Given data:
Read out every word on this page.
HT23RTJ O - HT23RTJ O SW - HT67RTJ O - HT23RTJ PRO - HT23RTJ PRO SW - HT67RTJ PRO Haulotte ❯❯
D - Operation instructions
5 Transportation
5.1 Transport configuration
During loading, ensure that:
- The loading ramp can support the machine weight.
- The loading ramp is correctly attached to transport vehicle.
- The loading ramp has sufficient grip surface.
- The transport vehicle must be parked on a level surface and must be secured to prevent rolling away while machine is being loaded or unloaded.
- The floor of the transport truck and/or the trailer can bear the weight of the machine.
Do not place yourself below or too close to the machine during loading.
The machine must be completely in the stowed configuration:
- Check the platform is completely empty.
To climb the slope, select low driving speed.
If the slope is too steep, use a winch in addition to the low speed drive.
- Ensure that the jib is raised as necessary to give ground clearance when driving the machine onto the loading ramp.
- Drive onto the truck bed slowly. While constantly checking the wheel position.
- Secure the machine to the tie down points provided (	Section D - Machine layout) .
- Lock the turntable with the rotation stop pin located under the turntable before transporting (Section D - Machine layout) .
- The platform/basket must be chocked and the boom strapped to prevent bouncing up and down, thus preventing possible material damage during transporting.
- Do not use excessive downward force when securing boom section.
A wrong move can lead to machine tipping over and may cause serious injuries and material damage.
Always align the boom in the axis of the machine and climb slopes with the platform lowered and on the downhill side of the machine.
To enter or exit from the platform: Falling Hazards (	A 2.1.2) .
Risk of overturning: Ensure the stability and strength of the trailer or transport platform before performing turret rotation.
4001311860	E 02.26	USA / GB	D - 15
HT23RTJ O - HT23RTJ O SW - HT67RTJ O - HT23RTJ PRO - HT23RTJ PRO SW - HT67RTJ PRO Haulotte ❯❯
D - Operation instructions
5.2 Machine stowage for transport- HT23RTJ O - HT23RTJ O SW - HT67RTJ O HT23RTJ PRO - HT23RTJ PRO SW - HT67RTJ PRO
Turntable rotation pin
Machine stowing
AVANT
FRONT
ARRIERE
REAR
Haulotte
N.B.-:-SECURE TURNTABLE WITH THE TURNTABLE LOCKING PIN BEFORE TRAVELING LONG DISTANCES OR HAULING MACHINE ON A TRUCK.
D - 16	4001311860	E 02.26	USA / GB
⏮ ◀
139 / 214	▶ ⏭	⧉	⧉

Exercise task:
Repeat every record exactly as written, please.

Response for this exercise:
Read out every word on this page.
HT23RTJ O - HT23RTJ O SW - HT67RTJ O - HT23RTJ PRO - HT23RTJ PRO SW - HT67RTJ PRO Haulotte ❯❯
D - Operation instructions
5 Transportation
5.1 Transport configuration
During loading, ensure that:
- The loading ramp can support the machine weight.
- The loading ramp is correctly attached to transport vehicle.
- The loading ramp has sufficient grip surface.
- The transport vehicle must be parked on a level surface and must be secured to prevent rolling away while machine is being loaded or unloaded.
- The floor of the transport truck and/or the trailer can bear the weight of the machine.
Do not place yourself below or too close to the machine during loading.
The machine must be completely in the stowed configuration:
- Check the platform is completely empty.
To climb the slope, select low driving speed.
If the slope is too steep, use a winch in addition to the low speed drive.
- Ensure that the jib is raised as necessary to give ground clearance when driving the machine onto the loading ramp.
- Drive onto the truck bed slowly. While constantly checking the wheel position.
- Secure the machine to the tie down points provided (	Section D - Machine layout) .
- Lock the turntable with the rotation stop pin located under the turntable before transporting (Section D - Machine layout) .
- The platform/basket must be chocked and the boom strapped to prevent bouncing up and down, thus preventing possible material damage during transporting.
- Do not use excessive downward force when securing boom section.
A wrong move can lead to machine tipping over and may cause serious injuries and material damage.
Always align the boom in the axis of the machine and climb slopes with the platform lowered and on the downhill side of the machine.
To enter or exit from the platform: Falling Hazards (	A 2.1.2) .
Risk of overturning: Ensure the stability and strength of the trailer or transport platform before performing turret rotation.
4001311860	E 02.26	USA / GB	D - 15
HT23RTJ O - HT23RTJ O SW - HT67RTJ O - HT23RTJ PRO - HT23RTJ PRO SW - HT67RTJ PRO Haulotte ❯❯
D - Operation instructions
5.2 Machine stowage for transport- HT23RTJ O - HT23RTJ O SW - HT67RTJ O HT23RTJ PRO - HT23RTJ PRO SW - HT67RTJ PRO
Turntable rotation pin
Machine stowing
AVANT
FRONT
ARRIERE
REAR
Haulotte
N.B.-:-SECURE TURNTABLE WITH THE TURNTABLE LOCKING PIN BEFORE TRAVELING LONG DISTANCES OR HAULING MACHINE ON A TRUCK.
D - 16	4001311860	E 02.26	USA / GB
⏮ ◀
139 / 214	▶ ⏭	⧉	⧉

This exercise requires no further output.